EXTRACTED DATA:
====

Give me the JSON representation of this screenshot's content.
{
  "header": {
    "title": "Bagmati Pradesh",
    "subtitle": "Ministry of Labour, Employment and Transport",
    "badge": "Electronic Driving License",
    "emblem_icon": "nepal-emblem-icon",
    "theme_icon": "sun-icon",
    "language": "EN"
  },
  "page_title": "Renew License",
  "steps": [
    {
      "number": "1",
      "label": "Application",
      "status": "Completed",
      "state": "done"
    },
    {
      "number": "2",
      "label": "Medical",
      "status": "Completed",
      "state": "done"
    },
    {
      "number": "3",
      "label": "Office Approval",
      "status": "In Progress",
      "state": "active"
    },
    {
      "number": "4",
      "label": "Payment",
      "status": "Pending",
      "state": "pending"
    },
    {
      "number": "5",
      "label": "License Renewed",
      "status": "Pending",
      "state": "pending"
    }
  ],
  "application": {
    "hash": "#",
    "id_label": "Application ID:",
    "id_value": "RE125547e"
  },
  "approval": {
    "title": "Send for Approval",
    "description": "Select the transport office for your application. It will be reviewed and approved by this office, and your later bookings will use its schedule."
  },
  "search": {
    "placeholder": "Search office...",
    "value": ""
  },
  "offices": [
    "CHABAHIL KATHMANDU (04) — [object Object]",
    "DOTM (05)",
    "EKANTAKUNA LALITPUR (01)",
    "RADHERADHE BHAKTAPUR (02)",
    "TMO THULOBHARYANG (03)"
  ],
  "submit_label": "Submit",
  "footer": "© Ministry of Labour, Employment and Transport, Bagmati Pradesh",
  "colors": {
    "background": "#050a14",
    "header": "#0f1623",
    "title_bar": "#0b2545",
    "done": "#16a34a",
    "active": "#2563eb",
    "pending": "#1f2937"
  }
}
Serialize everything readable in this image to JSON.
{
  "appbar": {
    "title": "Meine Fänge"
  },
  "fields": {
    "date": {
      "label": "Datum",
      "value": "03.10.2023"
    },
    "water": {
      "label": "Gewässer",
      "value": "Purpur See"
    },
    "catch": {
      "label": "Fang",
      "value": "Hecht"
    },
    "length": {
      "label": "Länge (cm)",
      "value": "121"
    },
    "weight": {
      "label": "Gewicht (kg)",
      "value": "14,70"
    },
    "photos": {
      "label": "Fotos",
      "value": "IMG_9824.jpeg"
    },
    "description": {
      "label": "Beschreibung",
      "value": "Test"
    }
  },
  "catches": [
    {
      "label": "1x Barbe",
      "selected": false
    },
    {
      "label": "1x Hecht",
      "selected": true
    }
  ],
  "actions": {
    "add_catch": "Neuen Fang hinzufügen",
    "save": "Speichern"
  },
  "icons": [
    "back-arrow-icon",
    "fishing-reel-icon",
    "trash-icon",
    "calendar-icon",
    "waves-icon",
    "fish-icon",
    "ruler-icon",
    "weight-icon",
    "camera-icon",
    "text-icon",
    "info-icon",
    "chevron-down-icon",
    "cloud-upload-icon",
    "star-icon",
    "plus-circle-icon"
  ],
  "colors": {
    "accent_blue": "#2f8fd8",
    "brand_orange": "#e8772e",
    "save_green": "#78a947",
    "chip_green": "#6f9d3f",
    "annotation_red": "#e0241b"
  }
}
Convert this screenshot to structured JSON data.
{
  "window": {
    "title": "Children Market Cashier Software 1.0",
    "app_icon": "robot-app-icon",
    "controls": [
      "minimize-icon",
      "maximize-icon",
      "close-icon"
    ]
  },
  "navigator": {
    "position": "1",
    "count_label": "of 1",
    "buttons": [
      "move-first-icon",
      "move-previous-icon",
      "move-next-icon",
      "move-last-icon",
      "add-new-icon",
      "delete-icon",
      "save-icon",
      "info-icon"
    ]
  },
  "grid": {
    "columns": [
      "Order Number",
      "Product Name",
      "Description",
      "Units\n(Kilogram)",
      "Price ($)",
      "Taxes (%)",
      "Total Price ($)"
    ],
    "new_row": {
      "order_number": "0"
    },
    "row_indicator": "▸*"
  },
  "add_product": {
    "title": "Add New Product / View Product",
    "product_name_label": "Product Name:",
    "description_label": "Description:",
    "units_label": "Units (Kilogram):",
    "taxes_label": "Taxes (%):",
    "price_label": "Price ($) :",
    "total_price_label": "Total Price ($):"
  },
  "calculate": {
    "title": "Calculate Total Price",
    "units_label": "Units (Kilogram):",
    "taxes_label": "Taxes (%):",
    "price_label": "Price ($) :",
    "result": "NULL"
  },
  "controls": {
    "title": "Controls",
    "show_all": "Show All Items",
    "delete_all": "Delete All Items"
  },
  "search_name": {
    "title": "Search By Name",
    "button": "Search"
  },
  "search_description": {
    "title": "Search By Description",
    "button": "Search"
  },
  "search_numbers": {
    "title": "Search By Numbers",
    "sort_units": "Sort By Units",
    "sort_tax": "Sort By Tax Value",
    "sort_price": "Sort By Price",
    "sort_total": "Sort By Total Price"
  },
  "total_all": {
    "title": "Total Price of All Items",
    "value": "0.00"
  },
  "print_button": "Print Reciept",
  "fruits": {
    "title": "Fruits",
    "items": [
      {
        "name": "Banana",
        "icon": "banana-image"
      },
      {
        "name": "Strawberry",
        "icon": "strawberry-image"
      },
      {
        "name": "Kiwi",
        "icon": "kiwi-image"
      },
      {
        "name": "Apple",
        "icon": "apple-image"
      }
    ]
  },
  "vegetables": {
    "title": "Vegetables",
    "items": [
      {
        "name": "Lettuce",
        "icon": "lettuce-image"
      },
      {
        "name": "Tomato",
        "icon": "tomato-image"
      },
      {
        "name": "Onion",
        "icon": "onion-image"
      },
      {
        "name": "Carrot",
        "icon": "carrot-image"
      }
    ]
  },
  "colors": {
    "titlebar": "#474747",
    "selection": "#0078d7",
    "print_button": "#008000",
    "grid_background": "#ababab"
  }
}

====

Give the entries again in full, exactly as they are written.

Give me the JSON representation of this screenshot's content.
{
  "header": {
    "title": "Bagmati Pradesh",
    "subtitle": "Ministry of Labour, Employment and Transport",
    "badge": "Electronic Driving License",
    "emblem_icon": "nepal-emblem-icon",
    "theme_icon": "sun-icon",
    "language": "EN"
  },
  "page_title": "Renew License",
  "steps": [
    {
      "number": "1",
      "label": "Application",
      "status": "Completed",
      "state": "done"
    },
    {
      "number": "2",
      "label": "Medical",
      "status": "Completed",
      "state": "done"
    },
    {
      "number": "3",
      "label": "Office Approval",
      "status": "In Progress",
      "state": "active"
    },
    {
      "number": "4",
      "label": "Payment",
      "status": "Pending",
      "state": "pending"
    },
    {
      "number": "5",
      "label": "License Renewed",
      "status": "Pending",
      "state": "pending"
    }
  ],
  "application": {
    "hash": "#",
    "id_label": "Application ID:",
    "id_value": "RE125547e"
  },
  "approval": {
    "title": "Send for Approval",
    "description": "Select the transport office for your application. It will be reviewed and approved by this office, and your later bookings will use its schedule."
  },
  "search": {
    "placeholder": "Search office...",
    "value": ""
  },
  "offices": [
    "CHABAHIL KATHMANDU (04) — [object Object]",
    "DOTM (05)",
    "EKANTAKUNA LALITPUR (01)",
    "RADHERADHE BHAKTAPUR (02)",
    "TMO THULOBHARYANG (03)"
  ],
  "submit_label": "Submit",
  "footer": "© Ministry of Labour, Employment and Transport, Bagmati Pradesh",
  "colors": {
    "background": "#050a14",
    "header": "#0f1623",
    "title_bar": "#0b2545",
    "done": "#16a34a",
    "active": "#2563eb",
    "pending": "#1f2937"
  }
}
Serialize everything readable in this image to JSON.
{
  "appbar": {
    "title": "Meine Fänge"
  },
  "fields": {
    "date": {
      "label": "Datum",
      "value": "03.10.2023"
    },
    "water": {
      "label": "Gewässer",
      "value": "Purpur See"
    },
    "catch": {
      "label": "Fang",
      "value": "Hecht"
    },
    "length": {
      "label": "Länge (cm)",
      "value": "121"
    },
    "weight": {
      "label": "Gewicht (kg)",
      "value": "14,70"
    },
    "photos": {
      "label": "Fotos",
      "value": "IMG_9824.jpeg"
    },
    "description": {
      "label": "Beschreibung",
      "value": "Test"
    }
  },
  "catches": [
    {
      "label": "1x Barbe",
      "selected": false
    },
    {
      "label": "1x Hecht",
      "selected": true
    }
  ],
  "actions": {
    "add_catch": "Neuen Fang hinzufügen",
    "save": "Speichern"
  },
  "icons": [
    "back-arrow-icon",
    "fishing-reel-icon",
    "trash-icon",
    "calendar-icon",
    "waves-icon",
    "fish-icon",
    "ruler-icon",
    "weight-icon",
    "camera-icon",
    "text-icon",
    "info-icon",
    "chevron-down-icon",
    "cloud-upload-icon",
    "star-icon",
    "plus-circle-icon"
  ],
  "colors": {
    "accent_blue": "#2f8fd8",
    "brand_orange": "#e8772e",
    "save_green": "#78a947",
    "chip_green": "#6f9d3f",
    "annotation_red": "#e0241b"
  }
}
Convert this screenshot to structured JSON data.
{
  "window": {
    "title": "Children Market Cashier Software 1.0",
    "app_icon": "robot-app-icon",
    "controls": [
      "minimize-icon",
      "maximize-icon",
      "close-icon"
    ]
  },
  "navigator": {
    "position": "1",
    "count_label": "of 1",
    "buttons": [
      "move-first-icon",
      "move-previous-icon",
      "move-next-icon",
      "move-last-icon",
      "add-new-icon",
      "delete-icon",
      "save-icon",
      "info-icon"
    ]
  },
  "grid": {
    "columns": [
      "Order Number",
      "Product Name",
      "Description",
      "Units\n(Kilogram)",
      "Price ($)",
      "Taxes (%)",
      "Total Price ($)"
    ],
    "new_row": {
      "order_number": "0"
    },
    "row_indicator": "▸*"
  },
  "add_product": {
    "title": "Add New Product / View Product",
    "product_name_label": "Product Name:",
    "description_label": "Description:",
    "units_label": "Units (Kilogram):",
    "taxes_label": "Taxes (%):",
    "price_label": "Price ($) :",
    "total_price_label": "Total Price ($):"
  },
  "calculate": {
    "title": "Calculate Total Price",
    "units_label": "Units (Kilogram):",
    "taxes_label": "Taxes (%):",
    "price_label": "Price ($) :",
    "result": "NULL"
  },
  "controls": {
    "title": "Controls",
    "show_all": "Show All Items",
    "delete_all": "Delete All Items"
  },
  "search_name": {
    "title": "Search By Name",
    "button": "Search"
  },
  "search_description": {
    "title": "Search By Description",
    "button": "Search"
  },
  "search_numbers": {
    "title": "Search By Numbers",
    "sort_units": "Sort By Units",
    "sort_tax": "Sort By Tax Value",
    "sort_price": "Sort By Price",
    "sort_total": "Sort By Total Price"
  },
  "total_all": {
    "title": "Total Price of All Items",
    "value": "0.00"
  },
  "print_button": "Print Reciept",
  "fruits": {
    "title": "Fruits",
    "items": [
      {
        "name": "Banana",
        "icon": "banana-image"
      },
      {
        "name": "Strawberry",
        "icon": "strawberry-image"
      },
      {
        "name": "Kiwi",
        "icon": "kiwi-image"
      },
      {
        "name": "Apple",
        "icon": "apple-image"
      }
    ]
  },
  "vegetables": {
    "title": "Vegetables",
    "items": [
      {
        "name": "Lettuce",
        "icon": "lettuce-image"
      },
      {
        "name": "Tomato",
        "icon": "tomato-image"
      },
      {
        "name": "Onion",
        "icon": "onion-image"
      },
      {
        "name": "Carrot",
        "icon": "carrot-image"
      }
    ]
  },
  "colors": {
    "titlebar": "#474747",
    "selection": "#0078d7",
    "print_button": "#008000",
    "grid_background": "#ababab"
  }
}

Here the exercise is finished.